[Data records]
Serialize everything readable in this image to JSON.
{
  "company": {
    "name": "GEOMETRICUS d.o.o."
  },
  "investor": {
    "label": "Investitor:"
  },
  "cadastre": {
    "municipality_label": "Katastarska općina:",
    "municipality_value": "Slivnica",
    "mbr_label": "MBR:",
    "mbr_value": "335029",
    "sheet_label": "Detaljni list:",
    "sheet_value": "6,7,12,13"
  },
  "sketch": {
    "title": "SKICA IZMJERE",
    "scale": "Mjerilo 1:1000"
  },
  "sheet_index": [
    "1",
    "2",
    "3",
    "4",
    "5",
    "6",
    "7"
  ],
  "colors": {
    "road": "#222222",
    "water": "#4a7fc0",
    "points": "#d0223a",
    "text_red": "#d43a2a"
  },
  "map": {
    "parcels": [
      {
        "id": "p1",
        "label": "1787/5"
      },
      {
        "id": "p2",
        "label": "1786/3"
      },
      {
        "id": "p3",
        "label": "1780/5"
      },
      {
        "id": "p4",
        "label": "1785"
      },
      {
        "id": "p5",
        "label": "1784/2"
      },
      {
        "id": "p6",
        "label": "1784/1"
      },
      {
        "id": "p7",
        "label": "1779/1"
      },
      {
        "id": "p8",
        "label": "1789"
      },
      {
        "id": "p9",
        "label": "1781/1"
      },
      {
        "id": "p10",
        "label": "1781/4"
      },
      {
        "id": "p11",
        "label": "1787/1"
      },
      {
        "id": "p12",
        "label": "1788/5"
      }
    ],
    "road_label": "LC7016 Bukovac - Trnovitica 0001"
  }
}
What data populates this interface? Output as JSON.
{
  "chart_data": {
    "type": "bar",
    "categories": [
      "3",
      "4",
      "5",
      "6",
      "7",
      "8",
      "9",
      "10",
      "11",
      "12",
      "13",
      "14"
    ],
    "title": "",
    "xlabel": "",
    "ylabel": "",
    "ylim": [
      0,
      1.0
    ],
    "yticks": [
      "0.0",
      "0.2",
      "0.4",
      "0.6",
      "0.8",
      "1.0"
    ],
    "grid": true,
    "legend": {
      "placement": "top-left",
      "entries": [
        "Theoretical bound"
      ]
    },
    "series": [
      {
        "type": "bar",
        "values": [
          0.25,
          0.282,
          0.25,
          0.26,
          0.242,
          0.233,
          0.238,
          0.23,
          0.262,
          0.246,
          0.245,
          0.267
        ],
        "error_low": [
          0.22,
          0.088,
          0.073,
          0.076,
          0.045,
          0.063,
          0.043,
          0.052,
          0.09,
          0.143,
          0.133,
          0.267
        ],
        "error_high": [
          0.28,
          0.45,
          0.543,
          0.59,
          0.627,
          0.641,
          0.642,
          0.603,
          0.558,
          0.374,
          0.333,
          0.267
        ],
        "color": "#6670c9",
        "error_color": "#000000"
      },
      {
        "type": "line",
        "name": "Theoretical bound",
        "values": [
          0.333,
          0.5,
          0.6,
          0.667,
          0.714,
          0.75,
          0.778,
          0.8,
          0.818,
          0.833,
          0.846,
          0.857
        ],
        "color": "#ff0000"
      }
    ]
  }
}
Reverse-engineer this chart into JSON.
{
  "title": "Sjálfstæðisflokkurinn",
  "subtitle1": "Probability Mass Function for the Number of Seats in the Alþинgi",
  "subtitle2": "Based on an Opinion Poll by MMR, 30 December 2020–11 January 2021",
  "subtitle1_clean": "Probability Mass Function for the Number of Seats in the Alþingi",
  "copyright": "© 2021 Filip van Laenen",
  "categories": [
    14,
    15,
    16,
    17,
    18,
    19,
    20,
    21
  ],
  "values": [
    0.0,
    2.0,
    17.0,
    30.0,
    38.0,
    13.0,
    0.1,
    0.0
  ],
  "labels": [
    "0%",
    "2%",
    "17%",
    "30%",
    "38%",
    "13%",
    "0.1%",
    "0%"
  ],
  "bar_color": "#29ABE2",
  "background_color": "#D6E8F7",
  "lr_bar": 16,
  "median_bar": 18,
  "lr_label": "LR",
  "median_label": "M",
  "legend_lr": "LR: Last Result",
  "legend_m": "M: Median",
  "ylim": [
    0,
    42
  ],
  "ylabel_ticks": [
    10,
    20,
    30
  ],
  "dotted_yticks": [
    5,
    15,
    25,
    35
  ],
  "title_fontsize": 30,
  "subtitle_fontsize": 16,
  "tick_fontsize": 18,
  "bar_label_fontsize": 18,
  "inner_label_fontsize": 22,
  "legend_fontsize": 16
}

** Exercise description **
Collect every line from the records above that contains the word "Seats".

** Output **
  "subtitle1": "Probability Mass Function for the Number of Seats in the Alþинgi",
  "subtitle1_clean": "Probability Mass Function for the Number of Seats in the Alþingi",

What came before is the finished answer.